#### [The exercise]
Copy all records verbatim.

# # # # #

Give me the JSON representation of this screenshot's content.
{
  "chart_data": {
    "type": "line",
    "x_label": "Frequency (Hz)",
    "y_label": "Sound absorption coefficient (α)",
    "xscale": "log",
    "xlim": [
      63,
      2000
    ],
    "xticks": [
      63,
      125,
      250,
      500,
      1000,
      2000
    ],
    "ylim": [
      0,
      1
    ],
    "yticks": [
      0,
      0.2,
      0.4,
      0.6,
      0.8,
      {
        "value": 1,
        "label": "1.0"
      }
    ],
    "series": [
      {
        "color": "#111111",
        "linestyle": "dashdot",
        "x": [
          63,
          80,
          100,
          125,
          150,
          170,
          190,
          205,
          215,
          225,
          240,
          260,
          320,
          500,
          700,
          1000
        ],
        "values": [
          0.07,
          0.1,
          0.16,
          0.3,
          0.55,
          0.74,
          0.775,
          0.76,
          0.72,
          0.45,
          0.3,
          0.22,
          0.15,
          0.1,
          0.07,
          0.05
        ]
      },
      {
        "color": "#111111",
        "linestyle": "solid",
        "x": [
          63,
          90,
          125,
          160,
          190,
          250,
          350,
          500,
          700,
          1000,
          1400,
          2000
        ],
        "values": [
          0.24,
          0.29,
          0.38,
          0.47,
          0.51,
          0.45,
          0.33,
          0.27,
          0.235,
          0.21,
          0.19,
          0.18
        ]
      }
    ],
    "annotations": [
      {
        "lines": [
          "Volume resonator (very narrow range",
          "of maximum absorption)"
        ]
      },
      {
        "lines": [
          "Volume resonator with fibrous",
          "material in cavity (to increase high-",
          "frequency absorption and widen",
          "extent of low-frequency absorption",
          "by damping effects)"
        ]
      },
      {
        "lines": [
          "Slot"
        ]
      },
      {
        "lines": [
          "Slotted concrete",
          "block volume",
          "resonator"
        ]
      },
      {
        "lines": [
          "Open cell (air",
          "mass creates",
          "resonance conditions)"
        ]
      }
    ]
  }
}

# # # # #

#### [Written solution]
Give me the JSON representation of this screenshot's content.
{
  "chart_data": {
    "type": "line",
    "x_label": "Frequency (Hz)",
    "y_label": "Sound absorption coefficient (α)",
    "xscale": "log",
    "xlim": [
      63,
      2000
    ],
    "xticks": [
      63,
      125,
      250,
      500,
      1000,
      2000
    ],
    "ylim": [
      0,
      1
    ],
    "yticks": [
      0,
      0.2,
      0.4,
      0.6,
      0.8,
      {
        "value": 1,
        "label": "1.0"
      }
    ],
    "series": [
      {
        "color": "#111111",
        "linestyle": "dashdot",
        "x": [
          63,
          80,
          100,
          125,
          150,
          170,
          190,
          205,
          215,
          225,
          240,
          260,
          320,
          500,
          700,
          1000
        ],
        "values": [
          0.07,
          0.1,
          0.16,
          0.3,
          0.55,
          0.74,
          0.775,
          0.76,
          0.72,
          0.45,
          0.3,
          0.22,
          0.15,
          0.1,
          0.07,
          0.05
        ]
      },
      {
        "color": "#111111",
        "linestyle": "solid",
        "x": [
          63,
          90,
          125,
          160,
          190,
          250,
          350,
          500,
          700,
          1000,
          1400,
          2000
        ],
        "values": [
          0.24,
          0.29,
          0.38,
          0.47,
          0.51,
          0.45,
          0.33,
          0.27,
          0.235,
          0.21,
          0.19,
          0.18
        ]
      }
    ],
    "annotations": [
      {
        "lines": [
          "Volume resonator (very narrow range",
          "of maximum absorption)"
        ]
      },
      {
        "lines": [
          "Volume resonator with fibrous",
          "material in cavity (to increase high-",
          "frequency absorption and widen",
          "extent of low-frequency absorption",
          "by damping effects)"
        ]
      },
      {
        "lines": [
          "Slot"
        ]
      },
      {
        "lines": [
          "Slotted concrete",
          "block volume",
          "resonator"
        ]
      },
      {
        "lines": [
          "Open cell (air",
          "mass creates",
          "resonance conditions)"
        ]
      }
    ]
  }
}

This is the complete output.